'''

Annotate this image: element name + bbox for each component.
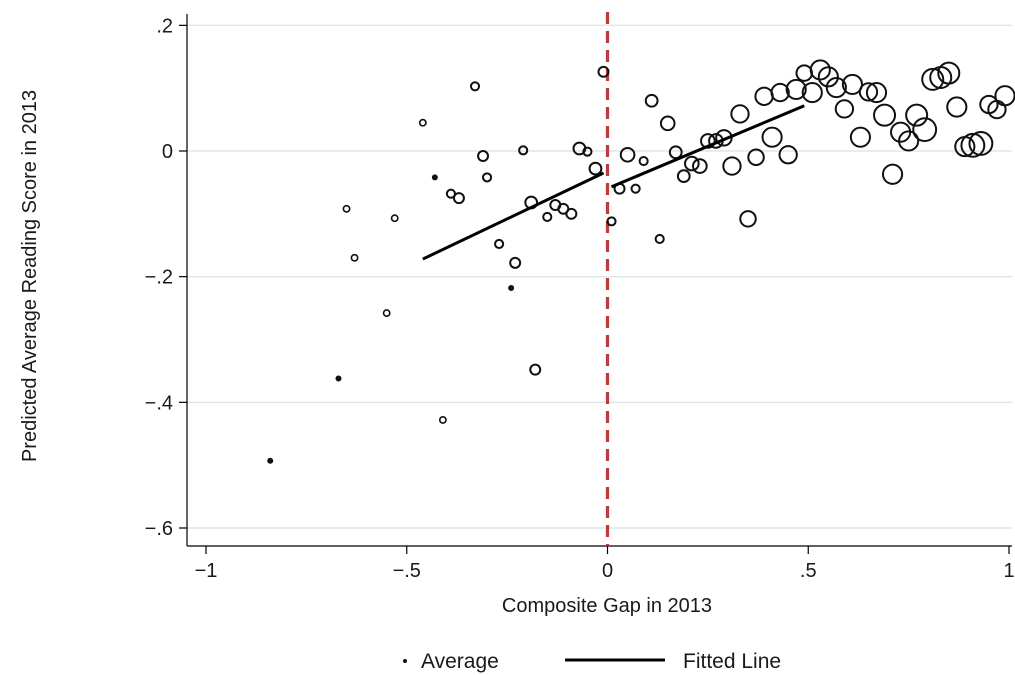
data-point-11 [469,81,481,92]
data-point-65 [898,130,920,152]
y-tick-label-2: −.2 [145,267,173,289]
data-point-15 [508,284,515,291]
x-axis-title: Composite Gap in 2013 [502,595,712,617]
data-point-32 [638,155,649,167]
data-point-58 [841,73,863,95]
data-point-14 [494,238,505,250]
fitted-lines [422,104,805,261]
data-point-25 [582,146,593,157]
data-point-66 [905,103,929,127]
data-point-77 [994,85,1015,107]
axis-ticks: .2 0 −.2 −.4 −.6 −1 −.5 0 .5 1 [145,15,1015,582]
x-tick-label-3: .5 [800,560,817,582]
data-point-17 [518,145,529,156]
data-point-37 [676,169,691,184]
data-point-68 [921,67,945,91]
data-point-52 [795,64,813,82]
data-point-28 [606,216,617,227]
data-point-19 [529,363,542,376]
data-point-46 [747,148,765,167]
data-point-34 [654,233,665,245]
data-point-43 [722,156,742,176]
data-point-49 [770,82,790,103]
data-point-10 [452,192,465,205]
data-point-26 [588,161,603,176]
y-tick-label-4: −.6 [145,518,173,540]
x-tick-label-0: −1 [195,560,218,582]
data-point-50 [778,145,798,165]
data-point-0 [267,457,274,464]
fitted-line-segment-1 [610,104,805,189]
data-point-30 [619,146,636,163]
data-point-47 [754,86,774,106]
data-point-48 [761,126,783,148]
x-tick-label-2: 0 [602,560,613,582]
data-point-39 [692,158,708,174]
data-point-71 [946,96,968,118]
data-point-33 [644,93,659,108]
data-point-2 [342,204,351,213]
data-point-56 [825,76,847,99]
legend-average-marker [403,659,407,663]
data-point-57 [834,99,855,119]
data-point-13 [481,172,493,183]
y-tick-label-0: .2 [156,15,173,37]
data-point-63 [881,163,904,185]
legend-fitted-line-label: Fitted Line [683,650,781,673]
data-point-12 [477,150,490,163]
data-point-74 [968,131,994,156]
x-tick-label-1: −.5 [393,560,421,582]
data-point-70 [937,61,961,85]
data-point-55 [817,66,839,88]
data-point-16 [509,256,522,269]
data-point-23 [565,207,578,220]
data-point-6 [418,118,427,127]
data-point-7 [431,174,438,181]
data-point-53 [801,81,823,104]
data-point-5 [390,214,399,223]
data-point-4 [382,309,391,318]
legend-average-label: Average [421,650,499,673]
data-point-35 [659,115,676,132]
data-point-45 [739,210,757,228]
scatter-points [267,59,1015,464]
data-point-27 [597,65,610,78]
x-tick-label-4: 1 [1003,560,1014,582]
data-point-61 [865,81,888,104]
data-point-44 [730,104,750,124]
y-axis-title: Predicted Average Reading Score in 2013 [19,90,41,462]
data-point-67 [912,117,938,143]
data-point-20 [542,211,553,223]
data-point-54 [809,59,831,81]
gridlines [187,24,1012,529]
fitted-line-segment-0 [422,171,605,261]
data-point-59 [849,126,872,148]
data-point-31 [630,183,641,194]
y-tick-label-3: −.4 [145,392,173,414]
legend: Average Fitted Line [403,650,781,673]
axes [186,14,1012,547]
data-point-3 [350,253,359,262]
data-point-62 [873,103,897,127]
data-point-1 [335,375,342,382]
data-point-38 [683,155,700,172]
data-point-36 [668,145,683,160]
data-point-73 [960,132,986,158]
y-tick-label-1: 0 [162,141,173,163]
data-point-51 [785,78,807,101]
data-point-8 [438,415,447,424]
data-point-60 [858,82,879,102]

'''
'''

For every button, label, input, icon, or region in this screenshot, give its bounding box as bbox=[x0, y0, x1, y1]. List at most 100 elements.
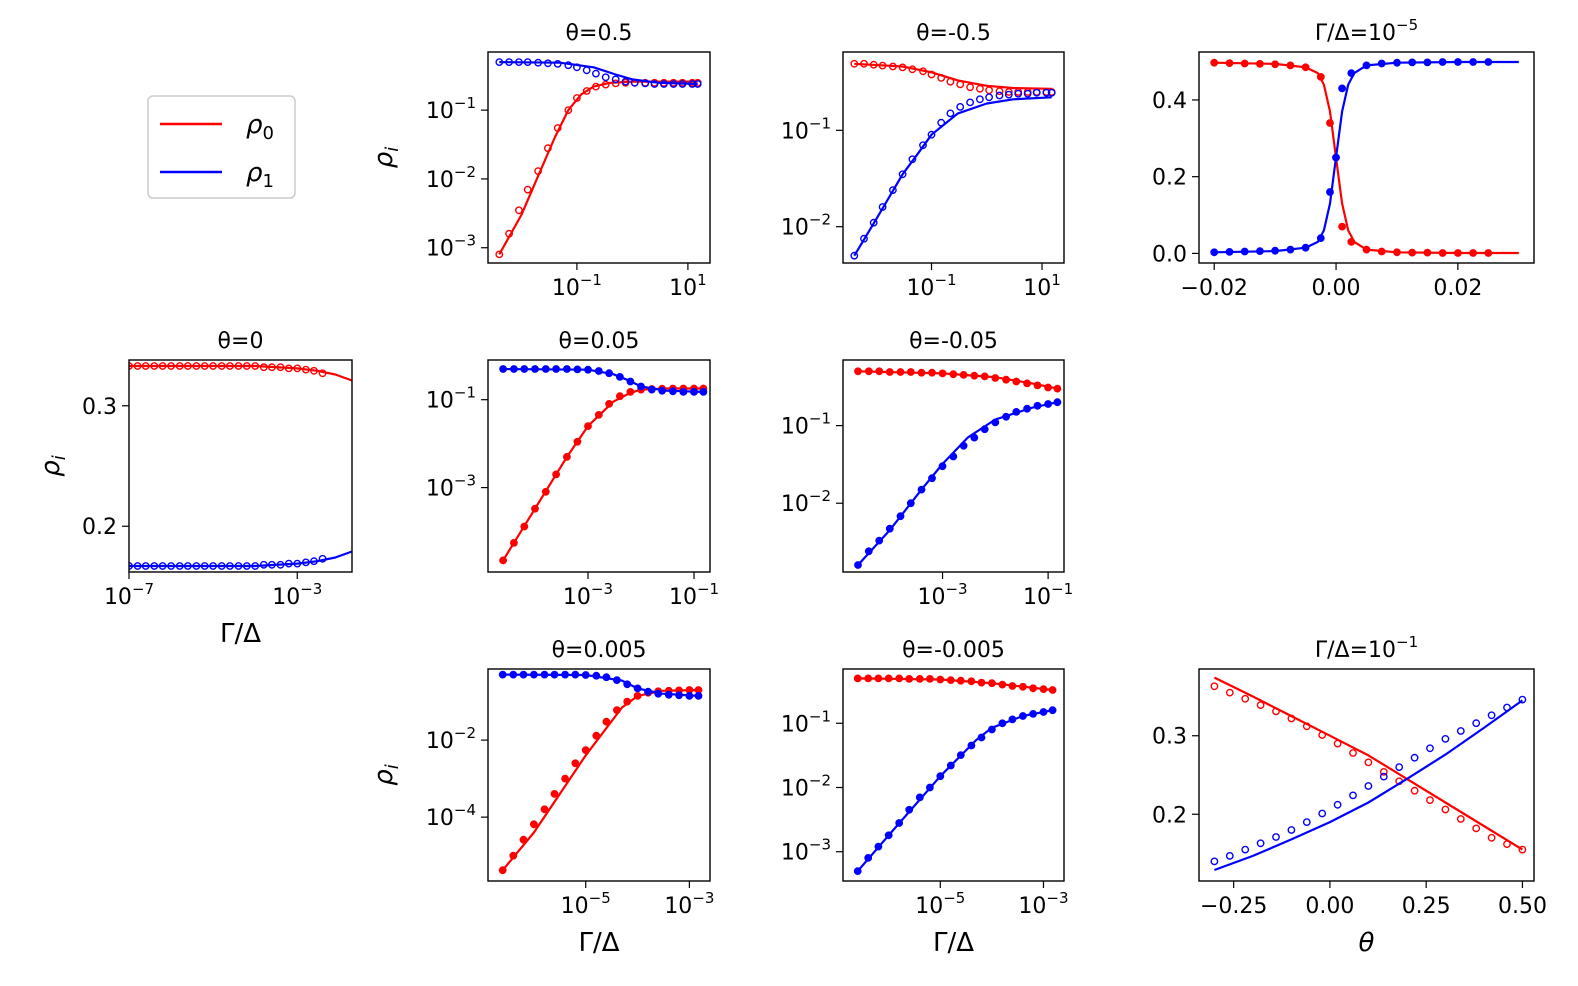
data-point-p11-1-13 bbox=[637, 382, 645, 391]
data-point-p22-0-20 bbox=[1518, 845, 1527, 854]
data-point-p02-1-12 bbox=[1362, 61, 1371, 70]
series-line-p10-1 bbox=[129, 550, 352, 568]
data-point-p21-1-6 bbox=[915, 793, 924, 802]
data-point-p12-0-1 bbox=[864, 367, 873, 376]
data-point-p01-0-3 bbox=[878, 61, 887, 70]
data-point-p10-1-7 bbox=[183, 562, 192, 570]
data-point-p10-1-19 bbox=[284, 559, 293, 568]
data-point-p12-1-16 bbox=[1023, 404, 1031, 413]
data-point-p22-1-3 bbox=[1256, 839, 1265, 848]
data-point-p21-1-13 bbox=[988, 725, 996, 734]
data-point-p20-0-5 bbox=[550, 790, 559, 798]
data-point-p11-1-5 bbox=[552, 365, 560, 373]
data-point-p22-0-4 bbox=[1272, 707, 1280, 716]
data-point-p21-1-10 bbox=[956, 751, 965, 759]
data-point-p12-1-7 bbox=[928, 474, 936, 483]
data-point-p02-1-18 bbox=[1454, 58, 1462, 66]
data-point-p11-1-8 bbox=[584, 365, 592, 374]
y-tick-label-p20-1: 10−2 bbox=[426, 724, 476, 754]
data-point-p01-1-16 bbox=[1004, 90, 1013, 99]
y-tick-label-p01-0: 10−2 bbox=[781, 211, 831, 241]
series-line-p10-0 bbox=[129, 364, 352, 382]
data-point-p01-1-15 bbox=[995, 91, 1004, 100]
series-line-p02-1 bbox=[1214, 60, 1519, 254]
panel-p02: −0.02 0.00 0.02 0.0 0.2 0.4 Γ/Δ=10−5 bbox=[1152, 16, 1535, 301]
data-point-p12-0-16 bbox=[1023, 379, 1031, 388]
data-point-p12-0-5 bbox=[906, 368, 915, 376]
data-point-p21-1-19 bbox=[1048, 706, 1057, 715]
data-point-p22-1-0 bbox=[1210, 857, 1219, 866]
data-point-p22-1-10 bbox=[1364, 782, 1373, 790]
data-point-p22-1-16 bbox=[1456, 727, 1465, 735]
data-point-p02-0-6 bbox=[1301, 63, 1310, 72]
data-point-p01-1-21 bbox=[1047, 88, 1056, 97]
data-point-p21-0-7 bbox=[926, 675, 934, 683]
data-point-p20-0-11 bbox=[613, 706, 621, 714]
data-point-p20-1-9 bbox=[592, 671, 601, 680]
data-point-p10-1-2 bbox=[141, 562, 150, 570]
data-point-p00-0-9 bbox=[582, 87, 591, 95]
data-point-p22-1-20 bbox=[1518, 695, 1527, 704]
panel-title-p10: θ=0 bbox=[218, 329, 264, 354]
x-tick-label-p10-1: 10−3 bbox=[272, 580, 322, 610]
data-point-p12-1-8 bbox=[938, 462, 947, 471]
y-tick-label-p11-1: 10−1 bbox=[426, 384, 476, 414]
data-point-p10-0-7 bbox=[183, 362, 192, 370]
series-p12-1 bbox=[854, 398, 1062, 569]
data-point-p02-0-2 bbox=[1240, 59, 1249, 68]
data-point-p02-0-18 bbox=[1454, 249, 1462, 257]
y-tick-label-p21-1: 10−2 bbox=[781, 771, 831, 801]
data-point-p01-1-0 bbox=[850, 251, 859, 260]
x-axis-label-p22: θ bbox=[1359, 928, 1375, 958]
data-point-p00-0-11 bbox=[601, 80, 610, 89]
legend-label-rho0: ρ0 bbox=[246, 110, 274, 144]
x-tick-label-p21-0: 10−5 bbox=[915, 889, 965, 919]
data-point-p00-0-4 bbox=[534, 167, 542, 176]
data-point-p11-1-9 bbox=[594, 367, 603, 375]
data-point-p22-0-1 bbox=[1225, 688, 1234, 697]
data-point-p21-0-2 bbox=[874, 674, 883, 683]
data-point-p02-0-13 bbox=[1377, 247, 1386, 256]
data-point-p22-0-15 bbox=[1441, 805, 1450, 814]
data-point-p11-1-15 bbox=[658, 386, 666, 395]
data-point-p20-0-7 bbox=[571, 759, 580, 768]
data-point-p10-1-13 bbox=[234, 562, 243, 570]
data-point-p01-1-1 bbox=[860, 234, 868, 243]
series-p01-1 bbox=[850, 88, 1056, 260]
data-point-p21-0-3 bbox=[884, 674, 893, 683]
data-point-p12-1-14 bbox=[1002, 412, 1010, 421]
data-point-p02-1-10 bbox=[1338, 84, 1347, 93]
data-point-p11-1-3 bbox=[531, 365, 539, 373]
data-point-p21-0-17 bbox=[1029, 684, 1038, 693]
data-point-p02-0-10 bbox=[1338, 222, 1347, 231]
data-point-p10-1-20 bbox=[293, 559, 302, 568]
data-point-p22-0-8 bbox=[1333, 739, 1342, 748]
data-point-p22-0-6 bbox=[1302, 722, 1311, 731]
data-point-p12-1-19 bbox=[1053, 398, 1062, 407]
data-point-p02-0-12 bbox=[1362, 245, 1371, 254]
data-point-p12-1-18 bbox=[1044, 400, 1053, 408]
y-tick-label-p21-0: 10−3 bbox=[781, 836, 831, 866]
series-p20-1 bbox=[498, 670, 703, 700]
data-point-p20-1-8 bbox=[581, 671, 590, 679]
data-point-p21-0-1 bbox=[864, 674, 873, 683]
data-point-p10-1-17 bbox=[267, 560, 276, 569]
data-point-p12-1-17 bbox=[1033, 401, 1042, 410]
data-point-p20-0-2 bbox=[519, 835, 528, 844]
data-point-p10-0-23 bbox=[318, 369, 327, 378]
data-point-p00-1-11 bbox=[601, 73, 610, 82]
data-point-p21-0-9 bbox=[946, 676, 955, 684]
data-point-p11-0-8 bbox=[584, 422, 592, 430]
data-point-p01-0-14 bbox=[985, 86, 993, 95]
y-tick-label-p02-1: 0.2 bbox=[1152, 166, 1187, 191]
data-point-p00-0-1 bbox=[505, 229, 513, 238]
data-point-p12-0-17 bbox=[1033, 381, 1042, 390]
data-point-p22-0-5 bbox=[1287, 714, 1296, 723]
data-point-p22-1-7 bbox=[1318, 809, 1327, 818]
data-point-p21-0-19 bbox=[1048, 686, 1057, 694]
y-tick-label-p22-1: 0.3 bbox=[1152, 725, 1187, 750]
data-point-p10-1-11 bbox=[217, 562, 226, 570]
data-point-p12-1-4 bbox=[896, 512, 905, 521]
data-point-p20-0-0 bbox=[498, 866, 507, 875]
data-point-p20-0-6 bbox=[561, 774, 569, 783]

'''

> TASK TO COMPLETE: Reproduce the rows from the line with "data-point-11 [469,81,481,92]" to the line with "x-tick-label-3: .5 [800,560,817,582]", including both of those lines.

> PROBLEM SOLUTION:
data-point-11 [469,81,481,92]
data-point-65 [898,130,920,152]
y-tick-label-2: −.2 [145,267,173,289]
data-point-15 [508,284,515,291]
x-axis-title: Composite Gap in 2013 [502,595,712,617]
data-point-32 [638,155,649,167]
data-point-58 [841,73,863,95]
data-point-14 [494,238,505,250]
fitted-lines [422,104,805,261]
data-point-25 [582,146,593,157]
data-point-66 [905,103,929,127]
data-point-77 [994,85,1015,107]
axis-ticks: .2 0 −.2 −.4 −.6 −1 −.5 0 .5 1 [145,15,1015,582]
x-tick-label-3: .5 [800,560,817,582]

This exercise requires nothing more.